■ **Your task**
Put every line of the listing below into a JSON list of strings, one string per line, and leave out any blank lines.

■ **Data lines**
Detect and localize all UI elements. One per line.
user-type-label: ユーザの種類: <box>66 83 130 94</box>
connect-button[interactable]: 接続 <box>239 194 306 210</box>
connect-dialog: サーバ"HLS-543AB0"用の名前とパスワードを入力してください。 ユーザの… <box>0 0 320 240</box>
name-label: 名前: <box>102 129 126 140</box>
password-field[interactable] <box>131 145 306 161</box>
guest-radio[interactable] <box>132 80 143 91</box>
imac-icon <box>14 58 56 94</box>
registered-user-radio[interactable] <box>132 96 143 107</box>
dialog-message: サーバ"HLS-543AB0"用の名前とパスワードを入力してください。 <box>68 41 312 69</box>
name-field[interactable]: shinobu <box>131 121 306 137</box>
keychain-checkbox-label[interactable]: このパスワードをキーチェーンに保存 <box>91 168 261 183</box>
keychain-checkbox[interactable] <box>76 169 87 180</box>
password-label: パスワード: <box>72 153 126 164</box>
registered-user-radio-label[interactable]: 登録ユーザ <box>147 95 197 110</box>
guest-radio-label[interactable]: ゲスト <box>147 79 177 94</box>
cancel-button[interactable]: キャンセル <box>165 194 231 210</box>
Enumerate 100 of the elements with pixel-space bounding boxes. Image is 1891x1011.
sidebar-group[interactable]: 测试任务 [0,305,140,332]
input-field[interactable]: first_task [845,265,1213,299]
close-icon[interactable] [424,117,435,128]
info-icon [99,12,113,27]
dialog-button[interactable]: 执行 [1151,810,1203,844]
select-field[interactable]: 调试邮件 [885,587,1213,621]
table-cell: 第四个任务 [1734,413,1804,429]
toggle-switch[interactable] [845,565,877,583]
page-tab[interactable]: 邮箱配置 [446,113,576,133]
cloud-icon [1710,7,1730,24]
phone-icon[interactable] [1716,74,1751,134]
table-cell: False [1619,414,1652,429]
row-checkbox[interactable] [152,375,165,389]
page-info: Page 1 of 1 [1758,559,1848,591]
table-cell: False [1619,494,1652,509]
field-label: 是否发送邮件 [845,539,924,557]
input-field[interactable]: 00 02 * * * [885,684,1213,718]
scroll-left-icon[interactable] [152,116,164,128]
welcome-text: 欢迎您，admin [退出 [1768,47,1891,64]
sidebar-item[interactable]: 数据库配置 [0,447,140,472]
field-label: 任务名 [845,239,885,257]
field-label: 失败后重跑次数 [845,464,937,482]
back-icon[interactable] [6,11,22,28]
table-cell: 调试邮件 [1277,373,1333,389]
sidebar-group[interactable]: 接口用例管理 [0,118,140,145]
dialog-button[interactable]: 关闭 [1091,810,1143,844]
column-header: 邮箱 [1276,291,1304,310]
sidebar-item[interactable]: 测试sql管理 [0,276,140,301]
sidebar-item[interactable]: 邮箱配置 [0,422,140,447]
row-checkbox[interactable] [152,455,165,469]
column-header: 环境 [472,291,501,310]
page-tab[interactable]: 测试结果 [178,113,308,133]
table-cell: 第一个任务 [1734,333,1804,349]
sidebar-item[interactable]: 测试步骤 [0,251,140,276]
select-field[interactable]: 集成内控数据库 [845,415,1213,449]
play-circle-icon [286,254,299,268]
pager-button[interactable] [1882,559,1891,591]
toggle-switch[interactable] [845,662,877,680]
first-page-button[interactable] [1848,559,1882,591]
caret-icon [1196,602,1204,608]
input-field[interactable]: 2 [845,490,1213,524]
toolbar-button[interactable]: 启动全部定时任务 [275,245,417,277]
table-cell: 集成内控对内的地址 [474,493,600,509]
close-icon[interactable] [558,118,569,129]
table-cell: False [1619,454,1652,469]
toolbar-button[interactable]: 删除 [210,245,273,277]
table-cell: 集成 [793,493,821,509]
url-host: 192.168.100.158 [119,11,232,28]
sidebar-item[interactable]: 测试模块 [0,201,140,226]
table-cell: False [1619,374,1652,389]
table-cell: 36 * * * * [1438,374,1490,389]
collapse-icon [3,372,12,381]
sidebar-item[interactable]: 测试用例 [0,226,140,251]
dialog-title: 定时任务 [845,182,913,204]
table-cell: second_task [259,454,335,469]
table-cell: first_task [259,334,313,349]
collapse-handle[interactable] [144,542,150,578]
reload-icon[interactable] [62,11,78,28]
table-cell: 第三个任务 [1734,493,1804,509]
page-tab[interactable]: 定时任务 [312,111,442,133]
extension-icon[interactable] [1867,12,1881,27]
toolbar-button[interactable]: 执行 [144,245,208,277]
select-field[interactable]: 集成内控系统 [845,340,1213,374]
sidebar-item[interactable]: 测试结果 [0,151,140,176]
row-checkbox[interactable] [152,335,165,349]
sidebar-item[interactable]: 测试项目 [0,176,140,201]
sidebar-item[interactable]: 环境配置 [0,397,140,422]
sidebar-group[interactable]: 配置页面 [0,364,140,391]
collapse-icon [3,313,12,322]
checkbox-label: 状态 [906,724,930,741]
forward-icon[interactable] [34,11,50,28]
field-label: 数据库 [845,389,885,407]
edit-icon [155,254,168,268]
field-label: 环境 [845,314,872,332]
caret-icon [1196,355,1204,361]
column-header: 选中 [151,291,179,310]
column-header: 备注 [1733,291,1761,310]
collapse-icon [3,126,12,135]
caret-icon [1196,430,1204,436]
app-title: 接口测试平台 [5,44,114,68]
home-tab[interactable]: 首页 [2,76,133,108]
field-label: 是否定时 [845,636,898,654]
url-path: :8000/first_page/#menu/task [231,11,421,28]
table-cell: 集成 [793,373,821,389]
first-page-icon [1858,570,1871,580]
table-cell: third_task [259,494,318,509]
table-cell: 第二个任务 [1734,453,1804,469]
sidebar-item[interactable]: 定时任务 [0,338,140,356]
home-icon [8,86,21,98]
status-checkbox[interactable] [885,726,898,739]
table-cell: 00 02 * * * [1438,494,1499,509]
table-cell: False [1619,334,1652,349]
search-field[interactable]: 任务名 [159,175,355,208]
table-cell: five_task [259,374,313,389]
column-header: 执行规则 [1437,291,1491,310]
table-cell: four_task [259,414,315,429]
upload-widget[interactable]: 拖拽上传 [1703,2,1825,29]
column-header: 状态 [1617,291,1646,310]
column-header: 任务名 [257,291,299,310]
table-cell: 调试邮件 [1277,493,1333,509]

■ **Result**
[
  "Detect and localize all UI elements. One per line.",
  "user-type-label: ユーザの種類: <box>66 83 130 94</box>",
  "connect-button[interactable]: 接続 <box>239 194 306 210</box>",
  "connect-dialog: サーバ\"HLS-543AB0\"用の名前とパスワードを入力してください。 ユーザの… <box>0 0 320 240</box>",
  "name-label: 名前: <box>102 129 126 140</box>",
  "password-field[interactable] <box>131 145 306 161</box>",
  "guest-radio[interactable] <box>132 80 143 91</box>",
  "imac-icon <box>14 58 56 94</box>",
  "registered-user-radio[interactable] <box>132 96 143 107</box>",
  "dialog-message: サーバ\"HLS-543AB0\"用の名前とパスワードを入力してください。 <box>68 41 312 69</box>",
  "name-field[interactable]: shinobu <box>131 121 306 137</box>",
  "keychain-checkbox-label[interactable]: このパスワードをキーチェーンに保存 <box>91 168 261 183</box>",
  "keychain-checkbox[interactable] <box>76 169 87 180</box>",
  "password-label: パスワード: <box>72 153 126 164</box>",
  "registered-user-radio-label[interactable]: 登録ユーザ <box>147 95 197 110</box>",
  "guest-radio-label[interactable]: ゲスト <box>147 79 177 94</box>",
  "cancel-button[interactable]: キャンセル <box>165 194 231 210</box>",
  "Enumerate 100 of the elements with pixel-space bounding boxes. Image is 1891x1011.",
  "sidebar-group[interactable]: 测试任务 [0,305,140,332]",
  "input-field[interactable]: first_task [845,265,1213,299]",
  "close-icon[interactable] [424,117,435,128]",
  "info-icon [99,12,113,27]",
  "dialog-button[interactable]: 执行 [1151,810,1203,844]",
  "select-field[interactable]: 调试邮件 [885,587,1213,621]",
  "table-cell: 第四个任务 [1734,413,1804,429]",
  "toggle-switch[interactable] [845,565,877,583]",
  "page-tab[interactable]: 邮箱配置 [446,113,576,133]",
  "cloud-icon [1710,7,1730,24]",
  "phone-icon[interactable] [1716,74,1751,134]",
  "table-cell: False [1619,414,1652,429]",
  "row-checkbox[interactable] [152,375,165,389]",
  "page-info: Page 1 of 1 [1758,559,1848,591]",
  "table-cell: False [1619,494,1652,509]",
  "field-label: 是否发送邮件 [845,539,924,557]",
  "input-field[interactable]: 00 02 * * * [885,684,1213,718]",
  "scroll-left-icon[interactable] [152,116,164,128]",
  "welcome-text: 欢迎您，admin [退出 [1768,47,1891,64]",
  "sidebar-item[interactable]: 数据库配置 [0,447,140,472]",
  "field-label: 任务名 [845,239,885,257]",
  "field-label: 失败后重跑次数 [845,464,937,482]",
  "back-icon[interactable] [6,11,22,28]",
  "table-cell: 调试邮件 [1277,373,1333,389]",
  "sidebar-group[interactable]: 接口用例管理 [0,118,140,145]",
  "dialog-button[interactable]: 关闭 [1091,810,1143,844]",
  "column-header: 邮箱 [1276,291,1304,310]",
  "sidebar-item[interactable]: 测试sql管理 [0,276,140,301]",
  "sidebar-item[interactable]: 邮箱配置 [0,422,140,447]",
  "row-checkbox[interactable] [152,455,165,469]",
  "column-header: 环境 [472,291,501,310]",
  "page-tab[interactable]: 测试结果 [178,113,308,133]",
  "table-cell: 第一个任务 [1734,333,1804,349]",
  "sidebar-item[interactable]: 测试步骤 [0,251,140,276]",
  "select-field[interactable]: 集成内控数据库 [845,415,1213,449]",
  "play-circle-icon [286,254,299,268]",
  "pager-button[interactable] [1882,559,1891,591]",
  "toggle-switch[interactable] [845,662,877,680]",
  "first-page-button[interactable] [1848,559,1882,591]",
  "caret-icon [1196,602,1204,608]",
  "input-field[interactable]: 2 [845,490,1213,524]",
  "toolbar-button[interactable]: 启动全部定时任务 [275,245,417,277]",
  "table-cell: 集成内控对内的地址 [474,493,600,509]",
  "close-icon[interactable] [558,118,569,129]",
  "table-cell: False [1619,454,1652,469]",
  "toolbar-button[interactable]: 删除 [210,245,273,277]",
  "table-cell: 集成 [793,493,821,509]",
  "url-host: 192.168.100.158 [119,11,232,28]",
  "sidebar-item[interactable]: 测试模块 [0,201,140,226]",
  "table-cell: False [1619,374,1652,389]",
  "table-cell: 36 * * * * [1438,374,1490,389]",
  "collapse-icon [3,372,12,381]",
  "sidebar-item[interactable]: 测试用例 [0,226,140,251]",
  "dialog-title: 定时任务 [845,182,913,204]",
  "table-cell: second_task [259,454,335,469]",
  "table-cell: first_task [259,334,313,349]",
  "collapse-handle[interactable] [144,542,150,578]",
  "reload-icon[interactable] [62,11,78,28]",
  "table-cell: 第三个任务 [1734,493,1804,509]",
  "page-tab[interactable]: 定时任务 [312,111,442,133]",
  "extension-icon[interactable] [1867,12,1881,27]",
  "toolbar-button[interactable]: 执行 [144,245,208,277]",
  "select-field[interactable]: 集成内控系统 [845,340,1213,374]",
  "sidebar-item[interactable]: 测试结果 [0,151,140,176]",
  "row-checkbox[interactable] [152,335,165,349]",
  "sidebar-item[interactable]: 测试项目 [0,176,140,201]",
  "sidebar-item[interactable]: 环境配置 [0,397,140,422]",
  "sidebar-group[interactable]: 配置页面 [0,364,140,391]",
  "collapse-icon [3,313,12,322]",
  "checkbox-label: 状态 [906,724,930,741]",
  "forward-icon[interactable] [34,11,50,28]",
  "field-label: 数据库 [845,389,885,407]",
  "edit-icon [155,254,168,268]",
  "field-label: 环境 [845,314,872,332]",
  "caret-icon [1196,355,1204,361]",
  "column-header: 选中 [151,291,179,310]",
  "column-header: 备注 [1733,291,1761,310]",
  "collapse-icon [3,126,12,135]",
  "caret-icon [1196,430,1204,436]",
  "app-title: 接口测试平台 [5,44,114,68]",
  "home-tab[interactable]: 首页 [2,76,133,108]",
  "field-label: 是否定时 [845,636,898,654]",
  "url-path: :8000/first_page/#menu/task [231,11,421,28]",
  "table-cell: 集成 [793,373,821,389]",
  "first-page-icon [1858,570,1871,580]",
  "table-cell: third_task [259,494,318,509]",
  "table-cell: 第二个任务 [1734,453,1804,469]",
  "sidebar-item[interactable]: 定时任务 [0,338,140,356]",
  "home-icon [8,86,21,98]",
  "status-checkbox[interactable] [885,726,898,739]",
  "table-cell: 00 02 * * * [1438,494,1499,509]",
  "table-cell: False [1619,334,1652,349]",
  "search-field[interactable]: 任务名 [159,175,355,208]",
  "table-cell: five_task [259,374,313,389]",
  "column-header: 执行规则 [1437,291,1491,310]",
  "table-cell: four_task [259,414,315,429]",
  "upload-widget[interactable]: 拖拽上传 [1703,2,1825,29]",
  "column-header: 状态 [1617,291,1646,310]",
  "column-header: 任务名 [257,291,299,310]",
  "table-cell: 调试邮件 [1277,493,1333,509]"
]